### Excerpt to read
Maharashtra: Medical exams begin amid opposition
Nearly six months after exams were originally scheduled to take place, undergraduate second- and third-year medical, dental and diploma course exams commenced across colleges in the state on Thursday. Nearly 40,000 students will be appearing for their winter session exams in the physical mode between June 10 and 30 across Maharashtra.
Officials from the Maharashtra University of Health Sciences (MUHS) confirmed that exams were conducted without any trouble. According to information shared by MUHS, of the 12,242 students supposed to appear for the theory exam on Thursday, 11,771 were present. While 35 students remained absent due to their Covid positive status, 12 students were sent back due to lack of RT-PCR test report. Around 424 students remained absent without any intimation.
“The exam centres strictly followed sanitisation and social distancing rules and we had to produce a negative RT-PCR test at the time of entry. Our worry is going back to hostels where we will be sharing rooms and bathrooms with other students in close proximity,” said a student who appeared for her paper in Sangli.

### Work to complete
(A) For each statement below, say yes or no to whether the medical exams article supports it, and quote the deciding words from the article exactly. (i) The winter session exams are being held in the physical mode between June 10 and 30. (ii) Fewer than 400 students were absent without any intimation on Thursday. (iii) The student quoted in the article appeared for her paper in Pune.
(B) From the medical exams article, extract the passage from "Officials from the" up to and including "paper in Sangli.", with no changes.
(C) List every count of students given in the medical exams article.

### Given data
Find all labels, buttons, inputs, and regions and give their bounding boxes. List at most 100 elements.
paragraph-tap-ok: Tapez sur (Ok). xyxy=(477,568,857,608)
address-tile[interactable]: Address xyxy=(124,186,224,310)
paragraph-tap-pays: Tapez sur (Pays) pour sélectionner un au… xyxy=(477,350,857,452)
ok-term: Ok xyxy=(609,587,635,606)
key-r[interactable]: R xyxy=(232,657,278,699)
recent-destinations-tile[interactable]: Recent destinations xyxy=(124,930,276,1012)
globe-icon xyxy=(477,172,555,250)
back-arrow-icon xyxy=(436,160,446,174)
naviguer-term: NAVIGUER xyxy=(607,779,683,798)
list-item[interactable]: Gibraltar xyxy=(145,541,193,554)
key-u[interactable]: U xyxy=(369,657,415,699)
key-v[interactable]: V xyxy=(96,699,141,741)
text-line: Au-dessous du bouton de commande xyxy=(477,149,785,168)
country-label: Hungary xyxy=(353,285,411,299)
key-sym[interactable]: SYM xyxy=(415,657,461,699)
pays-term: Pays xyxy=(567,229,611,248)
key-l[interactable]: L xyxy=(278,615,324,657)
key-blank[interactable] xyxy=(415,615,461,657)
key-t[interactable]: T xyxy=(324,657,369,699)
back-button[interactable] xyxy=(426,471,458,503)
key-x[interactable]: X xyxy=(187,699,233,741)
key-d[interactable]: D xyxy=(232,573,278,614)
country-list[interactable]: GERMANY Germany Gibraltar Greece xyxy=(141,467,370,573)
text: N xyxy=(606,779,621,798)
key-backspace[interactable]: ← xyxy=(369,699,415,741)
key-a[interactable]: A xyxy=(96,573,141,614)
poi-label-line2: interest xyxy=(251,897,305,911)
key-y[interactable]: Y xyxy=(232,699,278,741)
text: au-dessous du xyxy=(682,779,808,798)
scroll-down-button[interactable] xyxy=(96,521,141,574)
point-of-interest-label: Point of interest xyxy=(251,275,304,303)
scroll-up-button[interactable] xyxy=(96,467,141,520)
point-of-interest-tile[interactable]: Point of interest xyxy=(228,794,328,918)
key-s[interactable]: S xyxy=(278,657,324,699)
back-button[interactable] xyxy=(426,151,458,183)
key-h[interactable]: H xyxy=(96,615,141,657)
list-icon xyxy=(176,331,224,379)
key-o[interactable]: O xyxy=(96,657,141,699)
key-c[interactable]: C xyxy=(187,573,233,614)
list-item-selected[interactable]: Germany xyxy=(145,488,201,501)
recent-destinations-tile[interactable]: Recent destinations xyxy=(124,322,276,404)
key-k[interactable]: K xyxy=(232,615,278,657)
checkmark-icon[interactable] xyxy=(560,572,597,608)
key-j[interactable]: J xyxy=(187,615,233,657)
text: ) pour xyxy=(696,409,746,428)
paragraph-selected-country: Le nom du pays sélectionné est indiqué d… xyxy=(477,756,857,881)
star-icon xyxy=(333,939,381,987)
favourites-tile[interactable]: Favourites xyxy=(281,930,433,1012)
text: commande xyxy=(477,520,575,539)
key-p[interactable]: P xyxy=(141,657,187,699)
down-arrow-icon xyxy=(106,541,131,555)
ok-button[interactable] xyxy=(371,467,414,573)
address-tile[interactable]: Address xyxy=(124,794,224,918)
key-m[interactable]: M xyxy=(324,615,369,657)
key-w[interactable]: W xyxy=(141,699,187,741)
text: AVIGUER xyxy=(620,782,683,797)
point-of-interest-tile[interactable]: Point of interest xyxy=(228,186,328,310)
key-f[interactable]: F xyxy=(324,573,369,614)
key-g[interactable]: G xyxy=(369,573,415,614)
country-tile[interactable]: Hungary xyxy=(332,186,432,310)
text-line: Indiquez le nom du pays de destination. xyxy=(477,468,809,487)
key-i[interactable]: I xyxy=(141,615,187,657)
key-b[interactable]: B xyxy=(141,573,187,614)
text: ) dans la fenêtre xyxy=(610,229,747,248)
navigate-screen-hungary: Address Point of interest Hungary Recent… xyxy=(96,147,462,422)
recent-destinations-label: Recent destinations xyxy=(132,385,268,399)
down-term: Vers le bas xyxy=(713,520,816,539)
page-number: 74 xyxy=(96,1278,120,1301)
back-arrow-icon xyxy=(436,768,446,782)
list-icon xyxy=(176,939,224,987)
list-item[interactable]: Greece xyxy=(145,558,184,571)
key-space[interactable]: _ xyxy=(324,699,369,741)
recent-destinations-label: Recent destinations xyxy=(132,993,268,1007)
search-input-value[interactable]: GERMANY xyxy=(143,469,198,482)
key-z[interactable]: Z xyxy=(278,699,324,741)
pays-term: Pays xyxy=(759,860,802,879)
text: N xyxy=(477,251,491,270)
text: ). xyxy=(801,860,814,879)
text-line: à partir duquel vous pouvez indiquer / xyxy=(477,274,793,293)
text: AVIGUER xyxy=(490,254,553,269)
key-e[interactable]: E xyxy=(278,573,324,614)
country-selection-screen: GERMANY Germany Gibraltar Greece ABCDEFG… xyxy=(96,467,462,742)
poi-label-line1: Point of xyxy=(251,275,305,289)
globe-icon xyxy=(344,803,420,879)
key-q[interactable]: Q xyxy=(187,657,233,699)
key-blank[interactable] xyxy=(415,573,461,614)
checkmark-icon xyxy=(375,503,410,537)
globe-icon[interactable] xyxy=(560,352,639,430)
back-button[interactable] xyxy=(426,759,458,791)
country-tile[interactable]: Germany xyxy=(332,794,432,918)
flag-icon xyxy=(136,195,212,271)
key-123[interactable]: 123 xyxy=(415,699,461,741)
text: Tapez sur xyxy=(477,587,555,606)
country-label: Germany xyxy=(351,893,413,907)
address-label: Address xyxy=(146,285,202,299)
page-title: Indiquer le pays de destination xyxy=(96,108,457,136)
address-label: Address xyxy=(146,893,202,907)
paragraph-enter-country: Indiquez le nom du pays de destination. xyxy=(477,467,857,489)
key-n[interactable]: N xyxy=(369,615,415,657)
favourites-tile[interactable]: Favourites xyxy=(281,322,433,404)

### Answers
(A)
(i) Yes: "Nearly 40,000 students will be appearing for their winter session exams in the physical mode between June 10 and 30 across Maharashtra."
(ii) No: "Around 424 students remained absent without any intimation."
(iii) No: "said a student who appeared for her paper in Sangli."

(B)
Officials from the Maharashtra University of Health Sciences (MUHS) confirmed that exams were conducted without any trouble. According to information shared by MUHS, of the 12,242 students supposed to appear for the theory exam on Thursday, 11,771 were present. While 35 students remained absent due to their Covid positive status, 12 students were sent back due to lack of RT-PCR test report. Around 424 students remained absent without any intimation.
“The exam centres strictly followed sanitisation and social distancing rules and we had to produce a negative RT-PCR test at the time of entry. Our worry is going back to hostels where we will be sharing rooms and bathrooms with other students in close proximity,” said a student who appeared for her paper in Sangli.

(C)
- Nearly 40,000 students appearing for the winter session exams
- 12,242 students supposed to appear for the theory exam on Thursday
- 11,771 students present
- 35 students absent due to Covid positive status
- 12 students sent back for lack of an RT-PCR test report
- Around 424 students absent without any intimation